Records supplied
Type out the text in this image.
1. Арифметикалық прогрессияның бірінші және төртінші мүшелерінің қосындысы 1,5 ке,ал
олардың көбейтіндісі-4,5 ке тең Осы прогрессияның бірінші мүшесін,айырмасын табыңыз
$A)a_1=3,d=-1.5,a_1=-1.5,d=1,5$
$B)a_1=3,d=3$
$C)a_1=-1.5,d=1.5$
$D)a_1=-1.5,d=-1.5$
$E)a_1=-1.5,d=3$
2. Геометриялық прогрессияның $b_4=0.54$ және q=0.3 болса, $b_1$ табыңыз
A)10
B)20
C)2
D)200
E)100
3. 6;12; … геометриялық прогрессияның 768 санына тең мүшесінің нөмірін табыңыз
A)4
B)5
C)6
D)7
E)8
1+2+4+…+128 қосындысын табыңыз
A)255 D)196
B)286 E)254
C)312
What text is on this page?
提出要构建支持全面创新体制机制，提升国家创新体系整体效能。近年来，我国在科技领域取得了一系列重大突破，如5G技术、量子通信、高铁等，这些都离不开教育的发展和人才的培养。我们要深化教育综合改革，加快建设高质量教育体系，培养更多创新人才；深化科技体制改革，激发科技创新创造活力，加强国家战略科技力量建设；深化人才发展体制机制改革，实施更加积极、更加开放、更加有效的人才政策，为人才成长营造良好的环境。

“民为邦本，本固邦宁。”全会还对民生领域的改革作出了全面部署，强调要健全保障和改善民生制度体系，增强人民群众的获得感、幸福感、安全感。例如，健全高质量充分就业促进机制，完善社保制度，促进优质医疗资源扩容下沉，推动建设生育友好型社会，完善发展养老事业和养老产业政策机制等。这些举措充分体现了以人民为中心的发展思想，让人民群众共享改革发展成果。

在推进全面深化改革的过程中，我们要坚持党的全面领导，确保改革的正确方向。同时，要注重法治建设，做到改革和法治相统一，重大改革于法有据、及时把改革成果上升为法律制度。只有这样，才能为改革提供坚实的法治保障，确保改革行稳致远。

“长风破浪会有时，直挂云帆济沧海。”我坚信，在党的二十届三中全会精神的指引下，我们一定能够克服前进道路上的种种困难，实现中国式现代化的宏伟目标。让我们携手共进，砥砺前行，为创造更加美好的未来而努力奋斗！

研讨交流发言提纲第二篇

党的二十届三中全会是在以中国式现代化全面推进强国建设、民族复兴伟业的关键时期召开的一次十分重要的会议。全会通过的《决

Exercise directions
Each record above must be given again exactly.

Solution to this task
Type out the text in this image.
1. Арифметикалық прогрессияның бірінші және төртінші мүшелерінің қосындысы 1,5 ке,ал
олардың көбейтіндісі-4,5 ке тең Осы прогрессияның бірінші мүшесін,айырмасын табыңыз
$A)a_1=3,d=-1.5,a_1=-1.5,d=1,5$
$B)a_1=3,d=3$
$C)a_1=-1.5,d=1.5$
$D)a_1=-1.5,d=-1.5$
$E)a_1=-1.5,d=3$
2. Геометриялық прогрессияның $b_4=0.54$ және q=0.3 болса, $b_1$ табыңыз
A)10
B)20
C)2
D)200
E)100
3. 6;12; … геометриялық прогрессияның 768 санына тең мүшесінің нөмірін табыңыз
A)4
B)5
C)6
D)7
E)8
1+2+4+…+128 қосындысын табыңыз
A)255 D)196
B)286 E)254
C)312
What text is on this page?
提出要构建支持全面创新体制机制，提升国家创新体系整体效能。近年来，我国在科技领域取得了一系列重大突破，如5G技术、量子通信、高铁等，这些都离不开教育的发展和人才的培养。我们要深化教育综合改革，加快建设高质量教育体系，培养更多创新人才；深化科技体制改革，激发科技创新创造活力，加强国家战略科技力量建设；深化人才发展体制机制改革，实施更加积极、更加开放、更加有效的人才政策，为人才成长营造良好的环境。

“民为邦本，本固邦宁。”全会还对民生领域的改革作出了全面部署，强调要健全保障和改善民生制度体系，增强人民群众的获得感、幸福感、安全感。例如，健全高质量充分就业促进机制，完善社保制度，促进优质医疗资源扩容下沉，推动建设生育友好型社会，完善发展养老事业和养老产业政策机制等。这些举措充分体现了以人民为中心的发展思想，让人民群众共享改革发展成果。

在推进全面深化改革的过程中，我们要坚持党的全面领导，确保改革的正确方向。同时，要注重法治建设，做到改革和法治相统一，重大改革于法有据、及时把改革成果上升为法律制度。只有这样，才能为改革提供坚实的法治保障，确保改革行稳致远。

“长风破浪会有时，直挂云帆济沧海。”我坚信，在党的二十届三中全会精神的指引下，我们一定能够克服前进道路上的种种困难，实现中国式现代化的宏伟目标。让我们携手共进，砥砺前行，为创造更加美好的未来而努力奋斗！

研讨交流发言提纲第二篇

党的二十届三中全会是在以中国式现代化全面推进强国建设、民族复兴伟业的关键时期召开的一次十分重要的会议。全会通过的《决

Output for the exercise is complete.